Aim = Print every entry exactly as written.

....

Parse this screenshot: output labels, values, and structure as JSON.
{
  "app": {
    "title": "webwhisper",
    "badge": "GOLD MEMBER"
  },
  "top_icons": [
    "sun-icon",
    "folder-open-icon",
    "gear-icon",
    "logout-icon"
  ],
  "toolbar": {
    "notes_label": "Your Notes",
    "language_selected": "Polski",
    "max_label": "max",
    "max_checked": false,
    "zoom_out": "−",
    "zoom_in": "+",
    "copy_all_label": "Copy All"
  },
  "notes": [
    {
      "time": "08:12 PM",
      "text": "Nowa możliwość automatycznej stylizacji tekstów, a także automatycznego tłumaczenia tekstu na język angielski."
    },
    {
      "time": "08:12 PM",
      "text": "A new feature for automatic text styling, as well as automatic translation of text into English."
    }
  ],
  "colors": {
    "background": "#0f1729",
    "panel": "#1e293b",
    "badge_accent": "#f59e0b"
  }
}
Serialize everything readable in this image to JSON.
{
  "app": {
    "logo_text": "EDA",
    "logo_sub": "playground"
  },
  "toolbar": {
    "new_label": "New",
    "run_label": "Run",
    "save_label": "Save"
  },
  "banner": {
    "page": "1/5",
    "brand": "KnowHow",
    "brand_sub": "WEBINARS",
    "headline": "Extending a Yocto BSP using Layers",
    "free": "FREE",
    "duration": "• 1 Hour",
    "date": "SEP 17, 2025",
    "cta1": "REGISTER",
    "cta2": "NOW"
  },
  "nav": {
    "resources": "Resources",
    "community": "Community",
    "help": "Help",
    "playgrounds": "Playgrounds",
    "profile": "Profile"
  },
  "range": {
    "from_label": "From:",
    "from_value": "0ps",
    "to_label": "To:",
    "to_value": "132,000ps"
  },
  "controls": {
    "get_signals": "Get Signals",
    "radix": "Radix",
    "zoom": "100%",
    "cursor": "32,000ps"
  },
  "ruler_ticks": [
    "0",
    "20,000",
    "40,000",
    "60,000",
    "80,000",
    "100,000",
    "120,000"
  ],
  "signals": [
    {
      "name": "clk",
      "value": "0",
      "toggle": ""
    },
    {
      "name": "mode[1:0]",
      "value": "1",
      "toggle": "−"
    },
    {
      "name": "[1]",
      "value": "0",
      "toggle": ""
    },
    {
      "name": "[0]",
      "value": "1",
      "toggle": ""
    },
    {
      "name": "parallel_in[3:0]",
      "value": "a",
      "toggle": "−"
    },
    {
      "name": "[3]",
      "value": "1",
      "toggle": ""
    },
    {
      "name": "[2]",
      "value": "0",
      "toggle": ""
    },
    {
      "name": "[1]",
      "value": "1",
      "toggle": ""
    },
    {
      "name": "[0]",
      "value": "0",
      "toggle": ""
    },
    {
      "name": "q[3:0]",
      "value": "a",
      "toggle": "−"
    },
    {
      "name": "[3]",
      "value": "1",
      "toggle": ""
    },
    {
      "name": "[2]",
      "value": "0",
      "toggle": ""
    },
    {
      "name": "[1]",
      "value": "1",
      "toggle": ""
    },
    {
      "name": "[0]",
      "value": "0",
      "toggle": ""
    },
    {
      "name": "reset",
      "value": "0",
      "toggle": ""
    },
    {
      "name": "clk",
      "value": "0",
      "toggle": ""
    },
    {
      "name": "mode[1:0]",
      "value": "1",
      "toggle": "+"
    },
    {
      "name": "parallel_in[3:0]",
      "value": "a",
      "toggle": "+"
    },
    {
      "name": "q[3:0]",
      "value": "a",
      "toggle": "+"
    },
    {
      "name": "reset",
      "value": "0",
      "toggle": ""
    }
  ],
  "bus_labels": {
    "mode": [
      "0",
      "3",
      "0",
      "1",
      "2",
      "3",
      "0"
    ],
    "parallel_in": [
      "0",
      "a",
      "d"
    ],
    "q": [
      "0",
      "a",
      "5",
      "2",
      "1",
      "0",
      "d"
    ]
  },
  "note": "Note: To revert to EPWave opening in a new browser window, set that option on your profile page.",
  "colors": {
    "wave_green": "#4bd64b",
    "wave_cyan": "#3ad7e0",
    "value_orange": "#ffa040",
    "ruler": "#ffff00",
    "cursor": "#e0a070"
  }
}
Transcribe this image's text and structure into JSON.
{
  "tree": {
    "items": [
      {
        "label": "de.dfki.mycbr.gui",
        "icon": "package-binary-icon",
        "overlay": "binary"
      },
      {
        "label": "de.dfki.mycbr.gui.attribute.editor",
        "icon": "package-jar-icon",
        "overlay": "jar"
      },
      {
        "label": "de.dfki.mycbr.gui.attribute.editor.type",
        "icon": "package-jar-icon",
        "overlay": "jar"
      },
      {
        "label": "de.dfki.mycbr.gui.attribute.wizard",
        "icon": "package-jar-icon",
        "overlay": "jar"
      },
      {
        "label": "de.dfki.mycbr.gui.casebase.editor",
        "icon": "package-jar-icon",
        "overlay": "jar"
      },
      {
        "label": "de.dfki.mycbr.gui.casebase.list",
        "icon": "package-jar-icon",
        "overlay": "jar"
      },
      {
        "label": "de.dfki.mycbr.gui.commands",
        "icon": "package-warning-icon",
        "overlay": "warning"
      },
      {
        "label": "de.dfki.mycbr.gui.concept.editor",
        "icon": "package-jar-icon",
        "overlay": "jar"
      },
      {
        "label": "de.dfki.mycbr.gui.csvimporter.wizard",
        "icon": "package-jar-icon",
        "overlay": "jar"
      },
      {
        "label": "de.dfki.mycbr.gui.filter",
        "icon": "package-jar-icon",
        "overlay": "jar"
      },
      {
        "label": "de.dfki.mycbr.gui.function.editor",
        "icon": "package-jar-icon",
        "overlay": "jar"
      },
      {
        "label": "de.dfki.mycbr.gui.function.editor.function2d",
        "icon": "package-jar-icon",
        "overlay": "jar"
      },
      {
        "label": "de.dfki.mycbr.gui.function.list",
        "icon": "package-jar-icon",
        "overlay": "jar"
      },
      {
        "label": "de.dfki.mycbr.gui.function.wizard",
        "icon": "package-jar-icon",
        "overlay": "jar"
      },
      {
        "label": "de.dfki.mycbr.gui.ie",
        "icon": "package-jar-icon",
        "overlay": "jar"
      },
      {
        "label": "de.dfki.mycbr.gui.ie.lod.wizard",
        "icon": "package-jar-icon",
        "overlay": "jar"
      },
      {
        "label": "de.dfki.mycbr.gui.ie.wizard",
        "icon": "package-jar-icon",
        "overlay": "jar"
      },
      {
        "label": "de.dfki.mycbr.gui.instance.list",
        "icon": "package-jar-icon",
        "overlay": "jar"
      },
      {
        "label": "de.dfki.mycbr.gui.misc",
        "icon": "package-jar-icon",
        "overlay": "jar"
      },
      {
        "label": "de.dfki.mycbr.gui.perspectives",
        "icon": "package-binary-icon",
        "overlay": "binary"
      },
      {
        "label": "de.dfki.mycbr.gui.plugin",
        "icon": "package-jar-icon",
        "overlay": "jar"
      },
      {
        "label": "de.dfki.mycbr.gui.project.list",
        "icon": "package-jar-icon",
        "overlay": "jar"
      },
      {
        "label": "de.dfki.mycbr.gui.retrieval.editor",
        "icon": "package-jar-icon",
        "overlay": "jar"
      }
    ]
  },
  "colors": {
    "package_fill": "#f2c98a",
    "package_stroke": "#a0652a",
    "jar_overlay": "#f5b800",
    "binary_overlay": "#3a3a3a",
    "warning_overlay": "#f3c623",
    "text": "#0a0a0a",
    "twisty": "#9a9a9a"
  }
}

....

Response below =
Parse this screenshot: output labels, values, and structure as JSON.
{
  "app": {
    "title": "webwhisper",
    "badge": "GOLD MEMBER"
  },
  "top_icons": [
    "sun-icon",
    "folder-open-icon",
    "gear-icon",
    "logout-icon"
  ],
  "toolbar": {
    "notes_label": "Your Notes",
    "language_selected": "Polski",
    "max_label": "max",
    "max_checked": false,
    "zoom_out": "−",
    "zoom_in": "+",
    "copy_all_label": "Copy All"
  },
  "notes": [
    {
      "time": "08:12 PM",
      "text": "Nowa możliwość automatycznej stylizacji tekstów, a także automatycznego tłumaczenia tekstu na język angielski."
    },
    {
      "time": "08:12 PM",
      "text": "A new feature for automatic text styling, as well as automatic translation of text into English."
    }
  ],
  "colors": {
    "background": "#0f1729",
    "panel": "#1e293b",
    "badge_accent": "#f59e0b"
  }
}
Serialize everything readable in this image to JSON.
{
  "app": {
    "logo_text": "EDA",
    "logo_sub": "playground"
  },
  "toolbar": {
    "new_label": "New",
    "run_label": "Run",
    "save_label": "Save"
  },
  "banner": {
    "page": "1/5",
    "brand": "KnowHow",
    "brand_sub": "WEBINARS",
    "headline": "Extending a Yocto BSP using Layers",
    "free": "FREE",
    "duration": "• 1 Hour",
    "date": "SEP 17, 2025",
    "cta1": "REGISTER",
    "cta2": "NOW"
  },
  "nav": {
    "resources": "Resources",
    "community": "Community",
    "help": "Help",
    "playgrounds": "Playgrounds",
    "profile": "Profile"
  },
  "range": {
    "from_label": "From:",
    "from_value": "0ps",
    "to_label": "To:",
    "to_value": "132,000ps"
  },
  "controls": {
    "get_signals": "Get Signals",
    "radix": "Radix",
    "zoom": "100%",
    "cursor": "32,000ps"
  },
  "ruler_ticks": [
    "0",
    "20,000",
    "40,000",
    "60,000",
    "80,000",
    "100,000",
    "120,000"
  ],
  "signals": [
    {
      "name": "clk",
      "value": "0",
      "toggle": ""
    },
    {
      "name": "mode[1:0]",
      "value": "1",
      "toggle": "−"
    },
    {
      "name": "[1]",
      "value": "0",
      "toggle": ""
    },
    {
      "name": "[0]",
      "value": "1",
      "toggle": ""
    },
    {
      "name": "parallel_in[3:0]",
      "value": "a",
      "toggle": "−"
    },
    {
      "name": "[3]",
      "value": "1",
      "toggle": ""
    },
    {
      "name": "[2]",
      "value": "0",
      "toggle": ""
    },
    {
      "name": "[1]",
      "value": "1",
      "toggle": ""
    },
    {
      "name": "[0]",
      "value": "0",
      "toggle": ""
    },
    {
      "name": "q[3:0]",
      "value": "a",
      "toggle": "−"
    },
    {
      "name": "[3]",
      "value": "1",
      "toggle": ""
    },
    {
      "name": "[2]",
      "value": "0",
      "toggle": ""
    },
    {
      "name": "[1]",
      "value": "1",
      "toggle": ""
    },
    {
      "name": "[0]",
      "value": "0",
      "toggle": ""
    },
    {
      "name": "reset",
      "value": "0",
      "toggle": ""
    },
    {
      "name": "clk",
      "value": "0",
      "toggle": ""
    },
    {
      "name": "mode[1:0]",
      "value": "1",
      "toggle": "+"
    },
    {
      "name": "parallel_in[3:0]",
      "value": "a",
      "toggle": "+"
    },
    {
      "name": "q[3:0]",
      "value": "a",
      "toggle": "+"
    },
    {
      "name": "reset",
      "value": "0",
      "toggle": ""
    }
  ],
  "bus_labels": {
    "mode": [
      "0",
      "3",
      "0",
      "1",
      "2",
      "3",
      "0"
    ],
    "parallel_in": [
      "0",
      "a",
      "d"
    ],
    "q": [
      "0",
      "a",
      "5",
      "2",
      "1",
      "0",
      "d"
    ]
  },
  "note": "Note: To revert to EPWave opening in a new browser window, set that option on your profile page.",
  "colors": {
    "wave_green": "#4bd64b",
    "wave_cyan": "#3ad7e0",
    "value_orange": "#ffa040",
    "ruler": "#ffff00",
    "cursor": "#e0a070"
  }
}
Transcribe this image's text and structure into JSON.
{
  "tree": {
    "items": [
      {
        "label": "de.dfki.mycbr.gui",
        "icon": "package-binary-icon",
        "overlay": "binary"
      },
      {
        "label": "de.dfki.mycbr.gui.attribute.editor",
        "icon": "package-jar-icon",
        "overlay": "jar"
      },
      {
        "label": "de.dfki.mycbr.gui.attribute.editor.type",
        "icon": "package-jar-icon",
        "overlay": "jar"
      },
      {
        "label": "de.dfki.mycbr.gui.attribute.wizard",
        "icon": "package-jar-icon",
        "overlay": "jar"
      },
      {
        "label": "de.dfki.mycbr.gui.casebase.editor",
        "icon": "package-jar-icon",
        "overlay": "jar"
      },
      {
        "label": "de.dfki.mycbr.gui.casebase.list",
        "icon": "package-jar-icon",
        "overlay": "jar"
      },
      {
        "label": "de.dfki.mycbr.gui.commands",
        "icon": "package-warning-icon",
        "overlay": "warning"
      },
      {
        "label": "de.dfki.mycbr.gui.concept.editor",
        "icon": "package-jar-icon",
        "overlay": "jar"
      },
      {
        "label": "de.dfki.mycbr.gui.csvimporter.wizard",
        "icon": "package-jar-icon",
        "overlay": "jar"
      },
      {
        "label": "de.dfki.mycbr.gui.filter",
        "icon": "package-jar-icon",
        "overlay": "jar"
      },
      {
        "label": "de.dfki.mycbr.gui.function.editor",
        "icon": "package-jar-icon",
        "overlay": "jar"
      },
      {
        "label": "de.dfki.mycbr.gui.function.editor.function2d",
        "icon": "package-jar-icon",
        "overlay": "jar"
      },
      {
        "label": "de.dfki.mycbr.gui.function.list",
        "icon": "package-jar-icon",
        "overlay": "jar"
      },
      {
        "label": "de.dfki.mycbr.gui.function.wizard",
        "icon": "package-jar-icon",
        "overlay": "jar"
      },
      {
        "label": "de.dfki.mycbr.gui.ie",
        "icon": "package-jar-icon",
        "overlay": "jar"
      },
      {
        "label": "de.dfki.mycbr.gui.ie.lod.wizard",
        "icon": "package-jar-icon",
        "overlay": "jar"
      },
      {
        "label": "de.dfki.mycbr.gui.ie.wizard",
        "icon": "package-jar-icon",
        "overlay": "jar"
      },
      {
        "label": "de.dfki.mycbr.gui.instance.list",
        "icon": "package-jar-icon",
        "overlay": "jar"
      },
      {
        "label": "de.dfki.mycbr.gui.misc",
        "icon": "package-jar-icon",
        "overlay": "jar"
      },
      {
        "label": "de.dfki.mycbr.gui.perspectives",
        "icon": "package-binary-icon",
        "overlay": "binary"
      },
      {
        "label": "de.dfki.mycbr.gui.plugin",
        "icon": "package-jar-icon",
        "overlay": "jar"
      },
      {
        "label": "de.dfki.mycbr.gui.project.list",
        "icon": "package-jar-icon",
        "overlay": "jar"
      },
      {
        "label": "de.dfki.mycbr.gui.retrieval.editor",
        "icon": "package-jar-icon",
        "overlay": "jar"
      }
    ]
  },
  "colors": {
    "package_fill": "#f2c98a",
    "package_stroke": "#a0652a",
    "jar_overlay": "#f5b800",
    "binary_overlay": "#3a3a3a",
    "warning_overlay": "#f3c623",
    "text": "#0a0a0a",
    "twisty": "#9a9a9a"
  }
}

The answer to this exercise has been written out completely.